▶ [Raw records]:

>> start

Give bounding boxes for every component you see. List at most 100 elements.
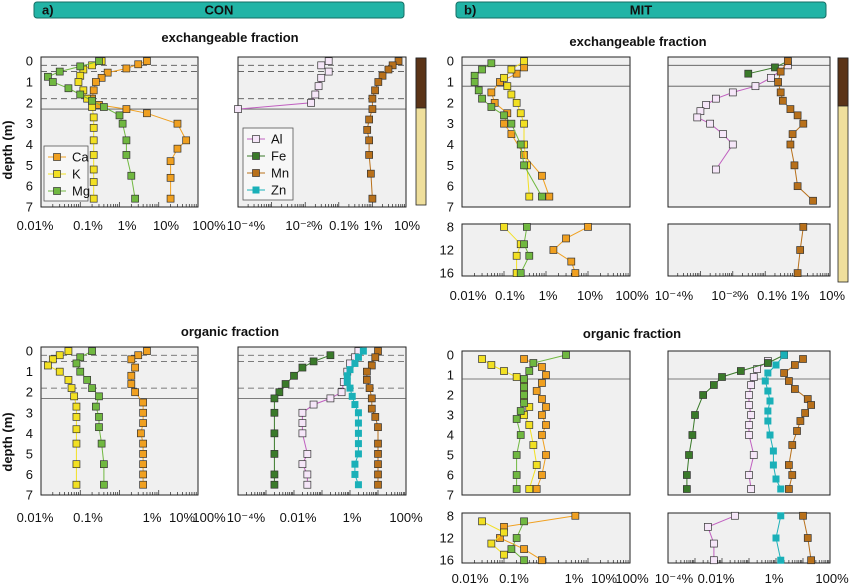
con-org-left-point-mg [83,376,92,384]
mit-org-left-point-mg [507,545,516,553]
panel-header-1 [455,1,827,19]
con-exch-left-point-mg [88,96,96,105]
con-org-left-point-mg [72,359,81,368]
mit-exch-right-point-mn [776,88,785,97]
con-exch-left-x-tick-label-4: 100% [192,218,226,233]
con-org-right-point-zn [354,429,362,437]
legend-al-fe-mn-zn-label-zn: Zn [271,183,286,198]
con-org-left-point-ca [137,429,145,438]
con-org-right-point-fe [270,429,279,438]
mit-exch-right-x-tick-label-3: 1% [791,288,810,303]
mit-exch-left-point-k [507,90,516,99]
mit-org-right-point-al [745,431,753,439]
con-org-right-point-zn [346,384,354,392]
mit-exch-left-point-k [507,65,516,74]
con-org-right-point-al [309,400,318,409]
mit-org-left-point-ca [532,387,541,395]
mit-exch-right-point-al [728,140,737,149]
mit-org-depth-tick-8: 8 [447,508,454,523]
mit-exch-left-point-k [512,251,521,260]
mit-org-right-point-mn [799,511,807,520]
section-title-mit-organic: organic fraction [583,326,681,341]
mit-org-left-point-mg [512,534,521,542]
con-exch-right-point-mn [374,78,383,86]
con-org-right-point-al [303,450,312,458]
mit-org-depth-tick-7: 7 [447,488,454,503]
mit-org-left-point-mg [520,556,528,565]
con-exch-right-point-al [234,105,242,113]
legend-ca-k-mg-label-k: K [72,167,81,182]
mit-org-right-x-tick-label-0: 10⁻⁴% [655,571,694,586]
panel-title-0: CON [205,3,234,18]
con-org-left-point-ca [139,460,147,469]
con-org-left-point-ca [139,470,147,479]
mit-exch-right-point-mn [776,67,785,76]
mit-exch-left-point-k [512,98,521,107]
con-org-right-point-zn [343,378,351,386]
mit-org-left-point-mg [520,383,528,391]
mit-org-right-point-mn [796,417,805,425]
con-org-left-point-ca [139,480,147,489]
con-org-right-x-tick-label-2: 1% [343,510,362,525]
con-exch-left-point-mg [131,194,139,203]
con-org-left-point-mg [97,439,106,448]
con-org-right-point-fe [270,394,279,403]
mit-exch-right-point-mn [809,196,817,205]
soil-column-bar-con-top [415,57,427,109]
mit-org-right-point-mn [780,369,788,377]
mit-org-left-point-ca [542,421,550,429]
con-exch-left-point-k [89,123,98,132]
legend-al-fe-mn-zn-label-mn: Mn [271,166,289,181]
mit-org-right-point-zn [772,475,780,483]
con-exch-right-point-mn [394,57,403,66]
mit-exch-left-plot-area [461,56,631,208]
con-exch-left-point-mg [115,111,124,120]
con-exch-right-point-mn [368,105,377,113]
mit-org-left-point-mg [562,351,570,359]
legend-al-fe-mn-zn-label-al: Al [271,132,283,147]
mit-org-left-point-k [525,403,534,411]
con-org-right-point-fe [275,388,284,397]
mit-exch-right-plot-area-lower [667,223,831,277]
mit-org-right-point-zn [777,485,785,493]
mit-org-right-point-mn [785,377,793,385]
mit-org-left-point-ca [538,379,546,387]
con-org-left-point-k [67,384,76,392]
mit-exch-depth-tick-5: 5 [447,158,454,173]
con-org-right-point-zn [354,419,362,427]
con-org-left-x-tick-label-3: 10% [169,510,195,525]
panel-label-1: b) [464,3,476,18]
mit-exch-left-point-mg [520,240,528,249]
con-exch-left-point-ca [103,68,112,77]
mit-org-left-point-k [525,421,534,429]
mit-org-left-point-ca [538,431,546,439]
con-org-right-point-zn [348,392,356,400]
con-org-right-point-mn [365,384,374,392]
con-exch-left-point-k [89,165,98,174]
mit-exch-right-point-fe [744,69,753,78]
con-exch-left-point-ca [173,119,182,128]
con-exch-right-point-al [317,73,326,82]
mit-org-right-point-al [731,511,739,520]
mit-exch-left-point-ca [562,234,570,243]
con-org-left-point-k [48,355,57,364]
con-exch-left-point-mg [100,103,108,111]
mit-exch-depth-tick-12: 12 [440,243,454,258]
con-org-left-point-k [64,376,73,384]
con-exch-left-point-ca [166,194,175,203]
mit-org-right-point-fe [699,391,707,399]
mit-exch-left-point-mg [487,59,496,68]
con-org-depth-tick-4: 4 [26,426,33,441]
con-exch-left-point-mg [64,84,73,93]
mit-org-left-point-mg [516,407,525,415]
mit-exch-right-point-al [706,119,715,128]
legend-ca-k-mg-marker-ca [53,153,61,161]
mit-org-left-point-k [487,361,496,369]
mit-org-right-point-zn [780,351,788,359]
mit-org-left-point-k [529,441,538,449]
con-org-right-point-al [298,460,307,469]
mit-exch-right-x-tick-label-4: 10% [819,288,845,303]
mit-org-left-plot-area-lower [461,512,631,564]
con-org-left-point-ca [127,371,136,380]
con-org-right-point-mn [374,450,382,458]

>> end
>> start

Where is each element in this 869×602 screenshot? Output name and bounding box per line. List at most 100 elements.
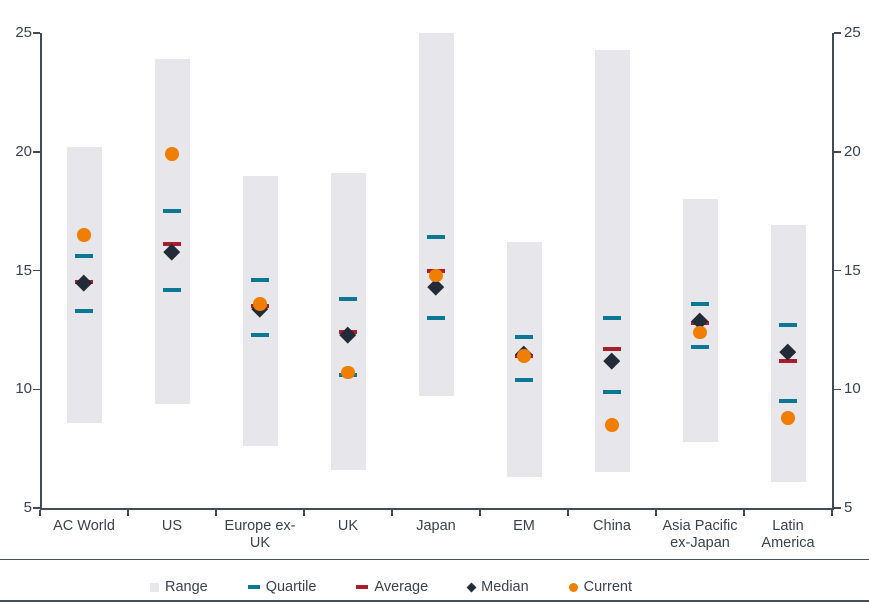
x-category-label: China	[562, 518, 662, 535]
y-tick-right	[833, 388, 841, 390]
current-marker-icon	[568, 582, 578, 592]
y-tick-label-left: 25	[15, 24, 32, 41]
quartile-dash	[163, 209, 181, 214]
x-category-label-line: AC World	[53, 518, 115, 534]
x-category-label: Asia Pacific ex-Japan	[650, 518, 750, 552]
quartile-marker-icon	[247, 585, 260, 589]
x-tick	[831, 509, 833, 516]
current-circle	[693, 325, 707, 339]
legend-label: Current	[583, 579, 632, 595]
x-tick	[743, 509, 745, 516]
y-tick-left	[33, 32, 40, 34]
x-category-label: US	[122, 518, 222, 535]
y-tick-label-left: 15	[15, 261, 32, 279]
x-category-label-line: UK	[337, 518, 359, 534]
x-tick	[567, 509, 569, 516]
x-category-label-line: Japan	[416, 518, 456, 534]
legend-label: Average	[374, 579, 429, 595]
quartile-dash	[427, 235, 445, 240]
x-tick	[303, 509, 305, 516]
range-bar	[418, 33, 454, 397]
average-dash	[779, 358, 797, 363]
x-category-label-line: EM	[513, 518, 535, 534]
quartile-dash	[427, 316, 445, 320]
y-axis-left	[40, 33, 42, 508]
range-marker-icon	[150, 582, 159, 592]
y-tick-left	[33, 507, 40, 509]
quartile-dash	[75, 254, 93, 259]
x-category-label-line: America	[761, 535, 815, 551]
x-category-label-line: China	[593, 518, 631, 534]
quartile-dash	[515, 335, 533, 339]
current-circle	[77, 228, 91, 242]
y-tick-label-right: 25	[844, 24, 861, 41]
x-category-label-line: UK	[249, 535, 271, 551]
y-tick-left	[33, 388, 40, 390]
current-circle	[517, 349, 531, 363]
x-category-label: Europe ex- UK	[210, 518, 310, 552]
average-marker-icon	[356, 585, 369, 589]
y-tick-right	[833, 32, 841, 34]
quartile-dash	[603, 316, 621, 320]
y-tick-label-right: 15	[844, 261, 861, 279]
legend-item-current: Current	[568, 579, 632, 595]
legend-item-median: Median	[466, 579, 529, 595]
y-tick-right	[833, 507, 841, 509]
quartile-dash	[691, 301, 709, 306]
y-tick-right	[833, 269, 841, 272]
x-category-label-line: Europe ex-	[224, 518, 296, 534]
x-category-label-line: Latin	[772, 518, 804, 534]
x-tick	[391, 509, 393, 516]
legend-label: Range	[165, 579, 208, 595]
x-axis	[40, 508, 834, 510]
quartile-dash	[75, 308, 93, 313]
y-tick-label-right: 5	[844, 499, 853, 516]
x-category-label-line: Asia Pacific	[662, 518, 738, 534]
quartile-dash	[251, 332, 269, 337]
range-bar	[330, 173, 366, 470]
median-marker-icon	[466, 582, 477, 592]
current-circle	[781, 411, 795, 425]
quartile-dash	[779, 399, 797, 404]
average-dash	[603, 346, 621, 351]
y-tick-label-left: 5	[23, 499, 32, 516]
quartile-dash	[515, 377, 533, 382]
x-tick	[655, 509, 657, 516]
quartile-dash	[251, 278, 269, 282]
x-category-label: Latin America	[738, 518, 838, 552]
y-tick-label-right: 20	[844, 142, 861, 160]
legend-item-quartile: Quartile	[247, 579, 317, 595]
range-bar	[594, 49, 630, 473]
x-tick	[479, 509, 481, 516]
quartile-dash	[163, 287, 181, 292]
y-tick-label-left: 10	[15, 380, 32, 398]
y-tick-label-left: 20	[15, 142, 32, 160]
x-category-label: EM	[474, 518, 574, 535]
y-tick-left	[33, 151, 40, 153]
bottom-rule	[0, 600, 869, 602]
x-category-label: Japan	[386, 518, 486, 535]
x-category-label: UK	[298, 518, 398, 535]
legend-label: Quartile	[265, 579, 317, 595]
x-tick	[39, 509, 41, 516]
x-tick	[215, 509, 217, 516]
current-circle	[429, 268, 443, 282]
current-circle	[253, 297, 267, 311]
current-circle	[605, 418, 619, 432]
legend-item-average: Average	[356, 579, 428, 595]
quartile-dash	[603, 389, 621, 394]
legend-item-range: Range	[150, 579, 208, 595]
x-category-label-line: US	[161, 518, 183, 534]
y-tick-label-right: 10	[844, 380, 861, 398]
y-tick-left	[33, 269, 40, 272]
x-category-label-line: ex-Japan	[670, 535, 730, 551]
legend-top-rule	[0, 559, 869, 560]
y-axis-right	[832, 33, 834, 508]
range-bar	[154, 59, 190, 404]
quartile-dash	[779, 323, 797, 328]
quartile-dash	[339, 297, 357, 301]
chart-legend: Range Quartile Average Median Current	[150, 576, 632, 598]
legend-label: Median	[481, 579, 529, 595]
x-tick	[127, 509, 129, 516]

>> end

▶ [Exercise prompt]: Format the part of the items that opens with the line containing "con-org-left-point-mg [83,376,92,384]" and closes with the line containing "mit-org-right-point-zn [772,475,780,483]" as a Markdown table with the columns Number and Entry. Give each line its own row, with a row number in Number and the line in Entry, and omit any blank lines.

▶ [Exercise output]:
| Number | Entry |
|---|---|
| 1 | con-org-left-point-mg [83,376,92,384] |
| 2 | mit-org-left-point-mg [507,545,516,553] |
| 3 | panel-header-1 [455,1,827,19] |
| 4 | con-exch-left-point-mg [88,96,96,105] |
| 5 | con-org-left-point-mg [72,359,81,368] |
| 6 | mit-exch-right-point-mn [776,88,785,97] |
| 7 | con-exch-left-x-tick-label-4: 100% [192,218,226,233] |
| 8 | con-org-right-point-zn [354,429,362,437] |
| 9 | legend-al-fe-mn-zn-label-zn: Zn [271,183,286,198] |
| 10 | con-org-left-point-ca [137,429,145,438] |
| 11 | con-org-right-point-fe [270,429,279,438] |
| 12 | mit-exch-right-x-tick-label-3: 1% [791,288,810,303] |
| 13 | mit-exch-left-point-k [507,90,516,99] |
| 14 | mit-org-right-point-al [745,431,753,439] |
| 15 | con-org-right-point-zn [346,384,354,392] |
| 16 | mit-exch-left-point-k [507,65,516,74] |
| 17 | con-org-right-point-al [309,400,318,409] |
| 18 | mit-org-left-point-ca [532,387,541,395] |
| 19 | mit-exch-right-point-al [728,140,737,149] |
| 20 | mit-org-depth-tick-8: 8 [447,508,454,523] |
| 21 | mit-exch-left-point-k [512,251,521,260] |
| 22 | mit-org-right-point-mn [799,511,807,520] |
| 23 | section-title-mit-organic: organic fraction [583,326,681,341] |
| 24 | mit-org-left-point-mg [512,534,521,542] |
| 25 | con-exch-right-point-mn [374,78,383,86] |
| 26 | con-org-right-point-al [303,450,312,458] |
| 27 | mit-org-depth-tick-7: 7 [447,488,454,503] |
| 28 | mit-org-left-point-mg [520,556,528,565] |
| 29 | con-exch-right-point-al [234,105,242,113] |
| 30 | legend-ca-k-mg-label-k: K [72,167,81,182] |
| 31 | mit-org-right-x-tick-label-0: 10⁻⁴% [655,571,694,586] |
| 32 | panel-title-0: CON [205,3,234,18] |
| 33 | con-org-left-point-ca [139,460,147,469] |
| 34 | con-org-left-point-ca [139,470,147,479] |
| 35 | mit-exch-right-point-mn [776,67,785,76] |
| 36 | mit-exch-left-point-k [512,98,521,107] |
| 37 | con-org-right-point-zn [343,378,351,386] |
| 38 | mit-org-left-point-mg [520,383,528,391] |
| 39 | mit-org-right-point-mn [796,417,805,425] |
| 40 | con-org-left-point-ca [139,480,147,489] |
| 41 | con-org-right-x-tick-label-2: 1% [343,510,362,525] |
| 42 | con-exch-left-point-mg [131,194,139,203] |
| 43 | con-org-left-point-mg [97,439,106,448] |
| 44 | con-org-right-point-fe [270,394,279,403] |
| 45 | mit-exch-right-point-mn [809,196,817,205] |
| 46 | soil-column-bar-con-top [415,57,427,109] |
| 47 | mit-org-right-point-mn [780,369,788,377] |
| 48 | mit-org-left-point-ca [542,421,550,429] |
| 49 | con-exch-left-point-k [89,123,98,132] |
| 50 | legend-al-fe-mn-zn-label-mn: Mn [271,166,289,181] |
| 51 | mit-org-right-point-zn [772,475,780,483] |